Restate the full set of records exactly, without adding or dropping a word.

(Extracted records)
________________________________________

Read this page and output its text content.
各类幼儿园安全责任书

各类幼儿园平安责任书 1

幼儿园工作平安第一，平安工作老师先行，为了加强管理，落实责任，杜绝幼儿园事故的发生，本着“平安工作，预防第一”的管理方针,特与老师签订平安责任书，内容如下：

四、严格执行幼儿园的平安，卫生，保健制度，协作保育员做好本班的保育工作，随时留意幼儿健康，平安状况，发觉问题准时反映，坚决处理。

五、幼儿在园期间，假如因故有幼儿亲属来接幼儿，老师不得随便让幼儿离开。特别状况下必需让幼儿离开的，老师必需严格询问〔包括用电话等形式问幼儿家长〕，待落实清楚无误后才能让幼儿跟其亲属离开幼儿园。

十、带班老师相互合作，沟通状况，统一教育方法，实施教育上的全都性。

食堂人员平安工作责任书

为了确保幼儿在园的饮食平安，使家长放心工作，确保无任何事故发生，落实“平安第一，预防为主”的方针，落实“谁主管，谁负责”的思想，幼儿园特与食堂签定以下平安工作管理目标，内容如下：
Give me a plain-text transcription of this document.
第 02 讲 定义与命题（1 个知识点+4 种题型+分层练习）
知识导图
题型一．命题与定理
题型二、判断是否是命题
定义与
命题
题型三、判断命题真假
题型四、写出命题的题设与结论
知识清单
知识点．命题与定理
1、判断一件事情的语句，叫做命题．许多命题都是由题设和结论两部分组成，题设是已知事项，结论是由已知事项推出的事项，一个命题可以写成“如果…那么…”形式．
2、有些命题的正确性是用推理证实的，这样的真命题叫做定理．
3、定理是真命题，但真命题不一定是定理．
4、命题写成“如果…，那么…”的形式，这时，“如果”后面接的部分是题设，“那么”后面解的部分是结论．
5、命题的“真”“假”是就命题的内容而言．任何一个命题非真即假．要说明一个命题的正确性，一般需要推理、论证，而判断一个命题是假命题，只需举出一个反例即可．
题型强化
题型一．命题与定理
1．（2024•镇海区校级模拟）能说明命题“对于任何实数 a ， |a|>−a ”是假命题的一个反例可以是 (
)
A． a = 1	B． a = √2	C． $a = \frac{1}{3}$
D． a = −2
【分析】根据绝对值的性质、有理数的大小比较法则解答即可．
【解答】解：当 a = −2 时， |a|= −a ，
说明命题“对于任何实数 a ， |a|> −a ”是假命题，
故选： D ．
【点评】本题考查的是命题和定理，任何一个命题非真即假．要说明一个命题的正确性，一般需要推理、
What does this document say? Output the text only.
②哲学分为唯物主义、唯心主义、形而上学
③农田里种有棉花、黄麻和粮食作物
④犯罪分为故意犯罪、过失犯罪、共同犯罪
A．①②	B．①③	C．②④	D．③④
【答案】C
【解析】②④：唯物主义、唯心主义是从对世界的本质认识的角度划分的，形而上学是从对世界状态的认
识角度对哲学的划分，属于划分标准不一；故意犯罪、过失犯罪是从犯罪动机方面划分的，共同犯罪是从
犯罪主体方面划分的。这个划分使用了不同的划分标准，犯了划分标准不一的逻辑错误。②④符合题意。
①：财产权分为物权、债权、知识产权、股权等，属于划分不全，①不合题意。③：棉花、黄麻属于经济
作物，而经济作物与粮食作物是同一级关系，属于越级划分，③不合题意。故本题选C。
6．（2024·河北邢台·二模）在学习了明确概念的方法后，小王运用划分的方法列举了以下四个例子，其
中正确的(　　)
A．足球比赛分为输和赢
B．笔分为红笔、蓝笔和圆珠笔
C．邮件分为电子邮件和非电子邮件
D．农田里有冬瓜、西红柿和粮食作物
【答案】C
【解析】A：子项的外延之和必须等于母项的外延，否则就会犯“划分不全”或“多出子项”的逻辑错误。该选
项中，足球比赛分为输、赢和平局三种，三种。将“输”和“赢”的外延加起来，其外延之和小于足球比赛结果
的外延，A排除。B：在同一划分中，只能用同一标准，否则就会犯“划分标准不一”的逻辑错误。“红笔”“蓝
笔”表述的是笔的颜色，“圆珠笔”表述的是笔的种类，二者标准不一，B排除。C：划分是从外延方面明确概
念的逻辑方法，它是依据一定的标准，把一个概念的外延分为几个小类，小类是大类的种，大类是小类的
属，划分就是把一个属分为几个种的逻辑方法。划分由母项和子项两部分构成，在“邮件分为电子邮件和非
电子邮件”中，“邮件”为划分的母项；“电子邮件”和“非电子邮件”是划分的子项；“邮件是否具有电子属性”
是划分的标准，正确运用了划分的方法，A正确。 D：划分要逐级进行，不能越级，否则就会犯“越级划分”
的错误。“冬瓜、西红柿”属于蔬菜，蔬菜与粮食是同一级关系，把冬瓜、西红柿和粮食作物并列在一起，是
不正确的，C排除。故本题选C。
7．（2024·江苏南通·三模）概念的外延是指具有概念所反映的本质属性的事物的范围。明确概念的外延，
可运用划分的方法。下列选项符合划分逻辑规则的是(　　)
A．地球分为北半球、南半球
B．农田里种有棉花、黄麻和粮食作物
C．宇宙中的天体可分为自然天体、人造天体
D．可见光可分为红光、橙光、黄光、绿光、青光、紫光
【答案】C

________________________________________

## Solution to this problem
Read this page and output its text content.
各类幼儿园安全责任书

各类幼儿园平安责任书 1

幼儿园工作平安第一，平安工作老师先行，为了加强管理，落实责任，杜绝幼儿园事故的发生，本着“平安工作，预防第一”的管理方针,特与老师签订平安责任书，内容如下：

四、严格执行幼儿园的平安，卫生，保健制度，协作保育员做好本班的保育工作，随时留意幼儿健康，平安状况，发觉问题准时反映，坚决处理。

五、幼儿在园期间，假如因故有幼儿亲属来接幼儿，老师不得随便让幼儿离开。特别状况下必需让幼儿离开的，老师必需严格询问〔包括用电话等形式问幼儿家长〕，待落实清楚无误后才能让幼儿跟其亲属离开幼儿园。

十、带班老师相互合作，沟通状况，统一教育方法，实施教育上的全都性。

食堂人员平安工作责任书

为了确保幼儿在园的饮食平安，使家长放心工作，确保无任何事故发生，落实“平安第一，预防为主”的方针，落实“谁主管，谁负责”的思想，幼儿园特与食堂签定以下平安工作管理目标，内容如下：
Give me a plain-text transcription of this document.
第 02 讲 定义与命题（1 个知识点+4 种题型+分层练习）
知识导图
题型一．命题与定理
题型二、判断是否是命题
定义与
命题
题型三、判断命题真假
题型四、写出命题的题设与结论
知识清单
知识点．命题与定理
1、判断一件事情的语句，叫做命题．许多命题都是由题设和结论两部分组成，题设是已知事项，结论是由已知事项推出的事项，一个命题可以写成“如果…那么…”形式．
2、有些命题的正确性是用推理证实的，这样的真命题叫做定理．
3、定理是真命题，但真命题不一定是定理．
4、命题写成“如果…，那么…”的形式，这时，“如果”后面接的部分是题设，“那么”后面解的部分是结论．
5、命题的“真”“假”是就命题的内容而言．任何一个命题非真即假．要说明一个命题的正确性，一般需要推理、论证，而判断一个命题是假命题，只需举出一个反例即可．
题型强化
题型一．命题与定理
1．（2024•镇海区校级模拟）能说明命题“对于任何实数 a ， |a|>−a ”是假命题的一个反例可以是 (
)
A． a = 1	B． a = √2	C． $a = \frac{1}{3}$
D． a = −2
【分析】根据绝对值的性质、有理数的大小比较法则解答即可．
【解答】解：当 a = −2 时， |a|= −a ，
说明命题“对于任何实数 a ， |a|> −a ”是假命题，
故选： D ．
【点评】本题考查的是命题和定理，任何一个命题非真即假．要说明一个命题的正确性，一般需要推理、
What does this document say? Output the text only.
②哲学分为唯物主义、唯心主义、形而上学
③农田里种有棉花、黄麻和粮食作物
④犯罪分为故意犯罪、过失犯罪、共同犯罪
A．①②	B．①③	C．②④	D．③④
【答案】C
【解析】②④：唯物主义、唯心主义是从对世界的本质认识的角度划分的，形而上学是从对世界状态的认
识角度对哲学的划分，属于划分标准不一；故意犯罪、过失犯罪是从犯罪动机方面划分的，共同犯罪是从
犯罪主体方面划分的。这个划分使用了不同的划分标准，犯了划分标准不一的逻辑错误。②④符合题意。
①：财产权分为物权、债权、知识产权、股权等，属于划分不全，①不合题意。③：棉花、黄麻属于经济
作物，而经济作物与粮食作物是同一级关系，属于越级划分，③不合题意。故本题选C。
6．（2024·河北邢台·二模）在学习了明确概念的方法后，小王运用划分的方法列举了以下四个例子，其
中正确的(　　)
A．足球比赛分为输和赢
B．笔分为红笔、蓝笔和圆珠笔
C．邮件分为电子邮件和非电子邮件
D．农田里有冬瓜、西红柿和粮食作物
【答案】C
【解析】A：子项的外延之和必须等于母项的外延，否则就会犯“划分不全”或“多出子项”的逻辑错误。该选
项中，足球比赛分为输、赢和平局三种，三种。将“输”和“赢”的外延加起来，其外延之和小于足球比赛结果
的外延，A排除。B：在同一划分中，只能用同一标准，否则就会犯“划分标准不一”的逻辑错误。“红笔”“蓝
笔”表述的是笔的颜色，“圆珠笔”表述的是笔的种类，二者标准不一，B排除。C：划分是从外延方面明确概
念的逻辑方法，它是依据一定的标准，把一个概念的外延分为几个小类，小类是大类的种，大类是小类的
属，划分就是把一个属分为几个种的逻辑方法。划分由母项和子项两部分构成，在“邮件分为电子邮件和非
电子邮件”中，“邮件”为划分的母项；“电子邮件”和“非电子邮件”是划分的子项；“邮件是否具有电子属性”
是划分的标准，正确运用了划分的方法，A正确。 D：划分要逐级进行，不能越级，否则就会犯“越级划分”
的错误。“冬瓜、西红柿”属于蔬菜，蔬菜与粮食是同一级关系，把冬瓜、西红柿和粮食作物并列在一起，是
不正确的，C排除。故本题选C。
7．（2024·江苏南通·三模）概念的外延是指具有概念所反映的本质属性的事物的范围。明确概念的外延，
可运用划分的方法。下列选项符合划分逻辑规则的是(　　)
A．地球分为北半球、南半球
B．农田里种有棉花、黄麻和粮食作物
C．宇宙中的天体可分为自然天体、人造天体
D．可见光可分为红光、橙光、黄光、绿光、青光、紫光
【答案】C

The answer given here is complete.